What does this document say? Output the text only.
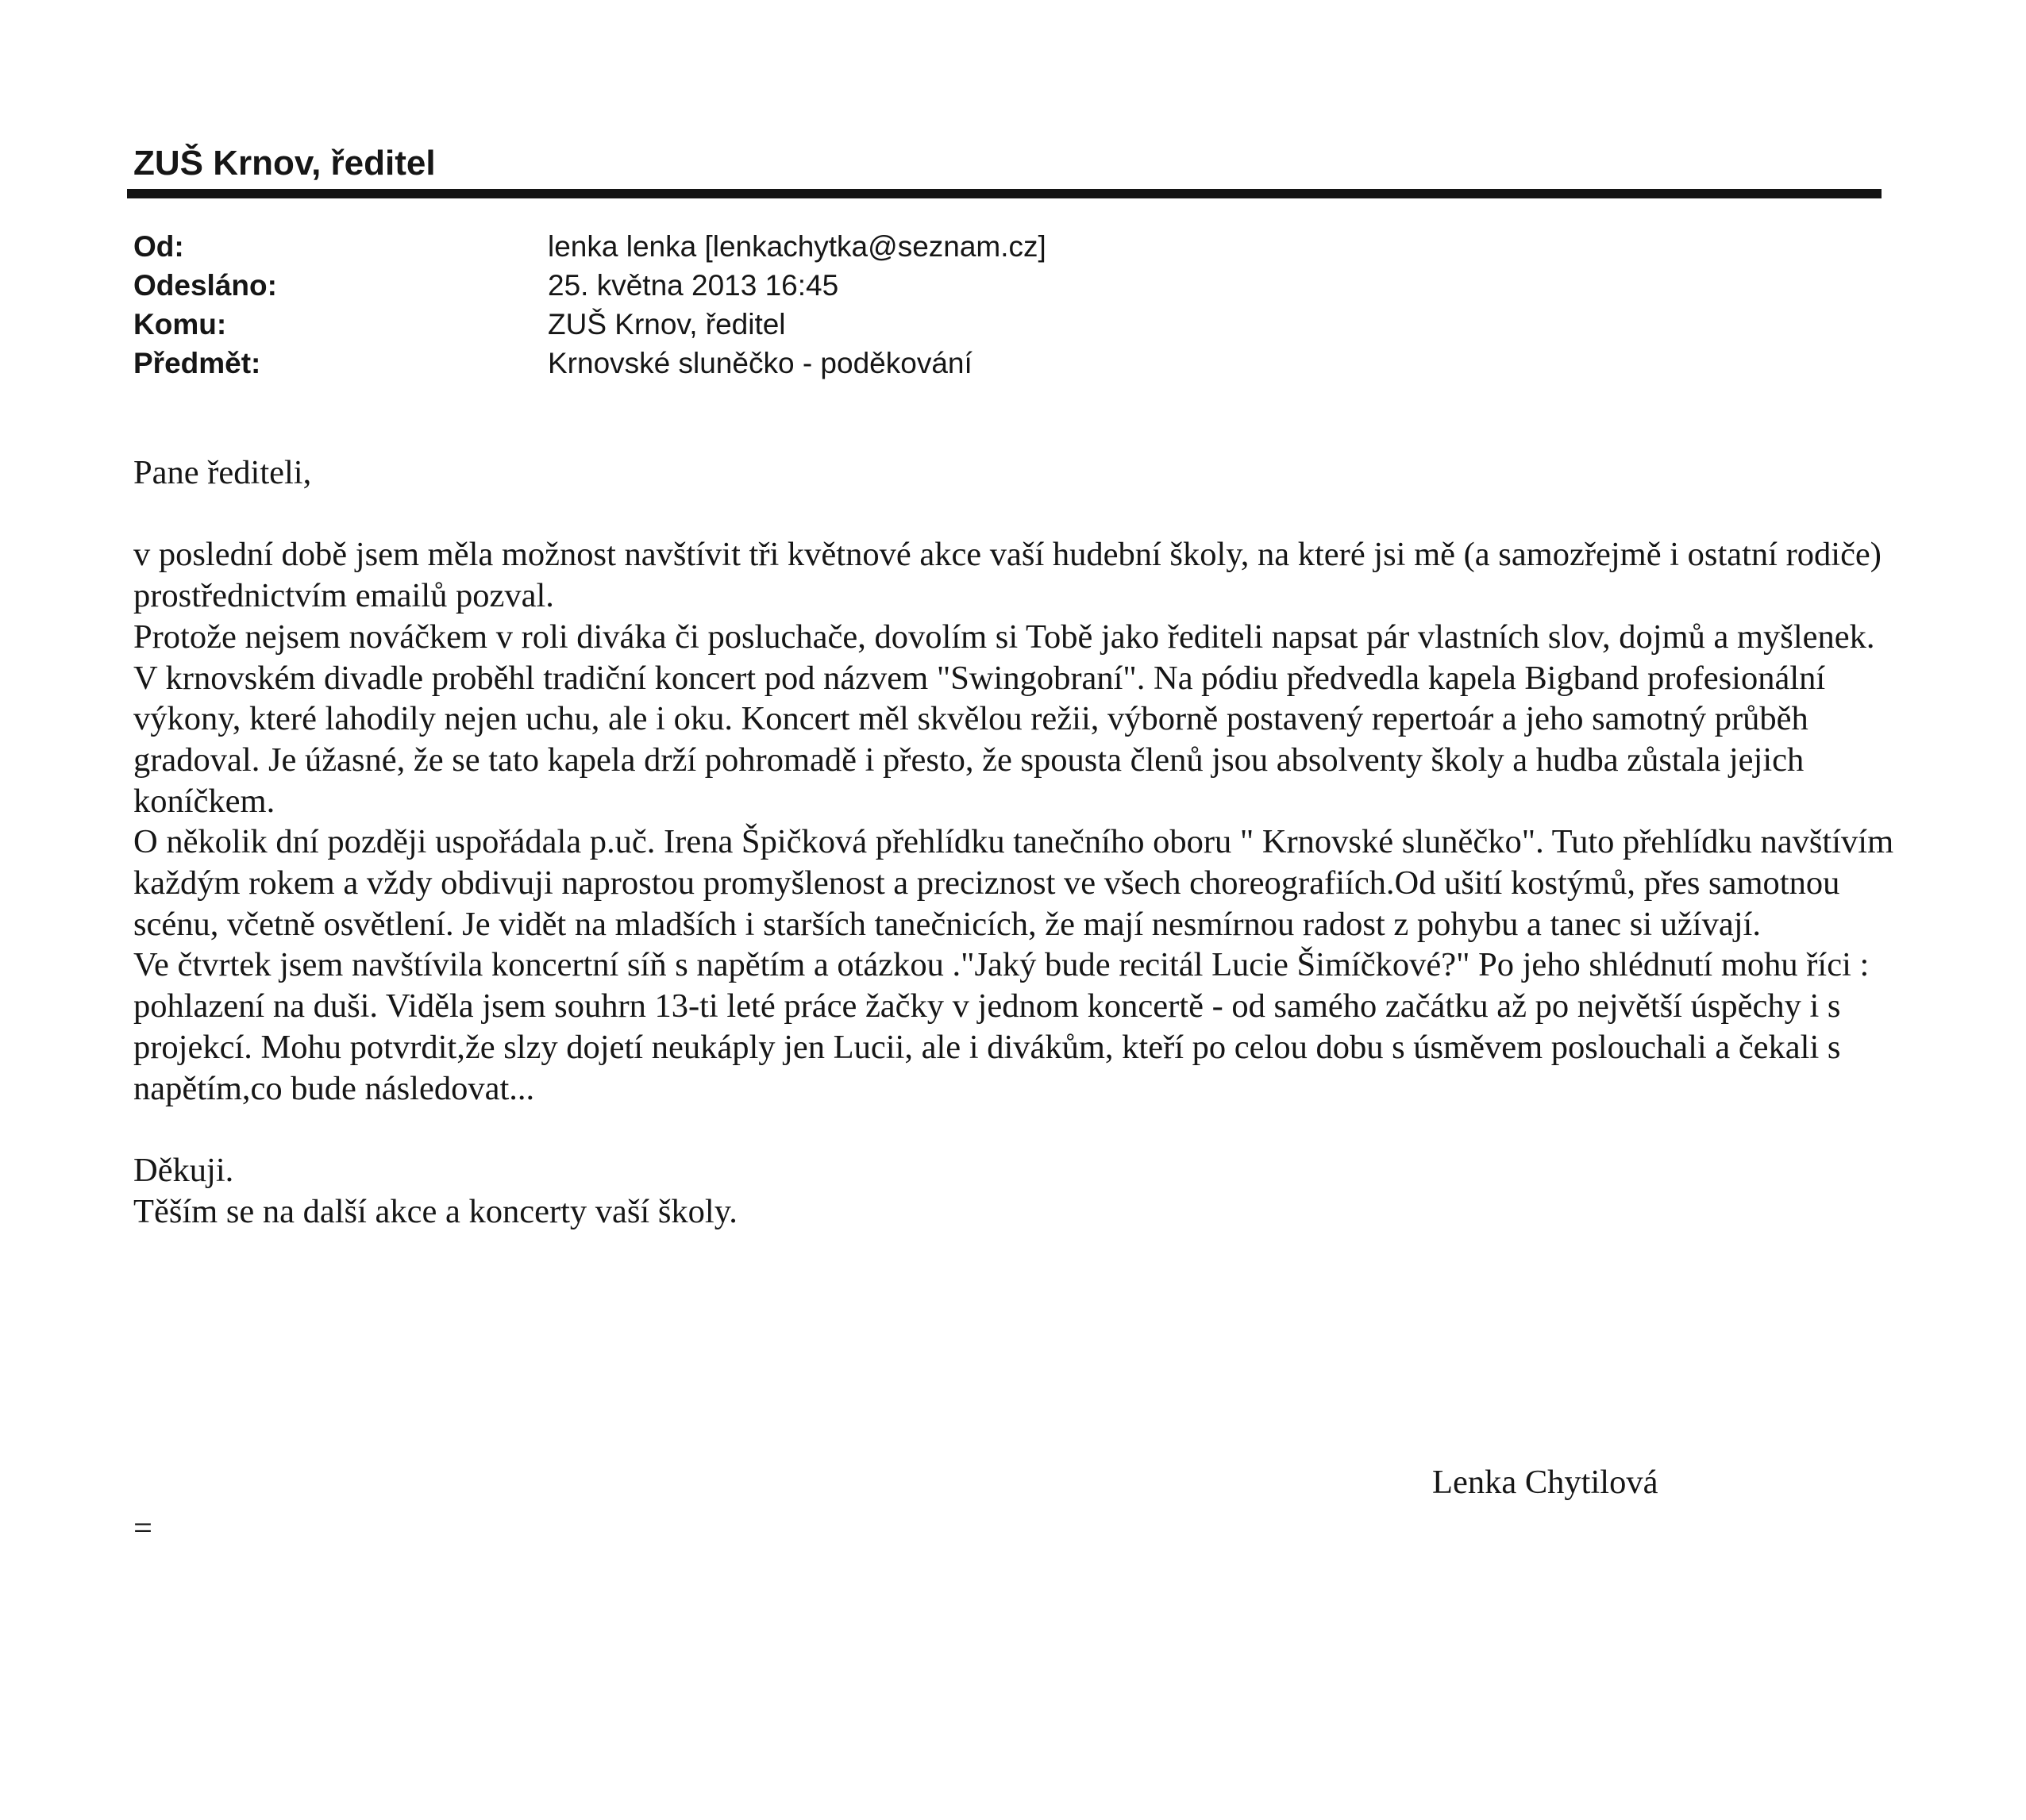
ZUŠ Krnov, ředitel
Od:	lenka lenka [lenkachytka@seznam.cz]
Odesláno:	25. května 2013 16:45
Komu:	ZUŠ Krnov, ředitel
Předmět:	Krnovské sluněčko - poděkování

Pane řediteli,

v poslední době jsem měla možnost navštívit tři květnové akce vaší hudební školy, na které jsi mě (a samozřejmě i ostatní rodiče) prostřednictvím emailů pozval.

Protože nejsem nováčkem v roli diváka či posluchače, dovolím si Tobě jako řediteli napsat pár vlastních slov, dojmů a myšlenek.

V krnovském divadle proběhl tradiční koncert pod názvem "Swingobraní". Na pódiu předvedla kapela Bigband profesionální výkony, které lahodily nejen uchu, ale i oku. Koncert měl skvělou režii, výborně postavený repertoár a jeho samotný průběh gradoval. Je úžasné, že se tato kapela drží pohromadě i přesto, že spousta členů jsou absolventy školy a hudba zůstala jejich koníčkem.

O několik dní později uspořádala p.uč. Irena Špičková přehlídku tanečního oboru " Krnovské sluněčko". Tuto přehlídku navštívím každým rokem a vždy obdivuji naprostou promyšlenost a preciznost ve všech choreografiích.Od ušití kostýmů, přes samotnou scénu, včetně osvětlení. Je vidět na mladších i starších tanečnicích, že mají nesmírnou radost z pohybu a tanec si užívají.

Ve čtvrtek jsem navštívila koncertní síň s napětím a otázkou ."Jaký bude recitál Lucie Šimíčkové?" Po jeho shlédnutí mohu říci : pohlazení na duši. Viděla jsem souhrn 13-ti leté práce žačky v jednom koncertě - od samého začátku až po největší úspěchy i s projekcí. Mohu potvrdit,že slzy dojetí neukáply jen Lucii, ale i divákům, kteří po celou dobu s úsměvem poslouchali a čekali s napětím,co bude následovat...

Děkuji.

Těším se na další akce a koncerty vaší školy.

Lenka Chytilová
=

************

Goal of the exercise
Extract the full listing above verbatim; pictures are to be left out of the copy.

Response to the exercise
What does this document say? Output the text only.
ZUŠ Krnov, ředitel
Od:	lenka lenka [lenkachytka@seznam.cz]
Odesláno:	25. května 2013 16:45
Komu:	ZUŠ Krnov, ředitel
Předmět:	Krnovské sluněčko - poděkování

Pane řediteli,

v poslední době jsem měla možnost navštívit tři květnové akce vaší hudební školy, na které jsi mě (a samozřejmě i ostatní rodiče) prostřednictvím emailů pozval.

Protože nejsem nováčkem v roli diváka či posluchače, dovolím si Tobě jako řediteli napsat pár vlastních slov, dojmů a myšlenek.

V krnovském divadle proběhl tradiční koncert pod názvem "Swingobraní". Na pódiu předvedla kapela Bigband profesionální výkony, které lahodily nejen uchu, ale i oku. Koncert měl skvělou režii, výborně postavený repertoár a jeho samotný průběh gradoval. Je úžasné, že se tato kapela drží pohromadě i přesto, že spousta členů jsou absolventy školy a hudba zůstala jejich koníčkem.

O několik dní později uspořádala p.uč. Irena Špičková přehlídku tanečního oboru " Krnovské sluněčko". Tuto přehlídku navštívím každým rokem a vždy obdivuji naprostou promyšlenost a preciznost ve všech choreografiích.Od ušití kostýmů, přes samotnou scénu, včetně osvětlení. Je vidět na mladších i starších tanečnicích, že mají nesmírnou radost z pohybu a tanec si užívají.

Ve čtvrtek jsem navštívila koncertní síň s napětím a otázkou ."Jaký bude recitál Lucie Šimíčkové?" Po jeho shlédnutí mohu říci : pohlazení na duši. Viděla jsem souhrn 13-ti leté práce žačky v jednom koncertě - od samého začátku až po největší úspěchy i s projekcí. Mohu potvrdit,že slzy dojetí neukáply jen Lucii, ale i divákům, kteří po celou dobu s úsměvem poslouchali a čekali s napětím,co bude následovat...

Děkuji.

Těším se na další akce a koncerty vaší školy.

Lenka Chytilová
=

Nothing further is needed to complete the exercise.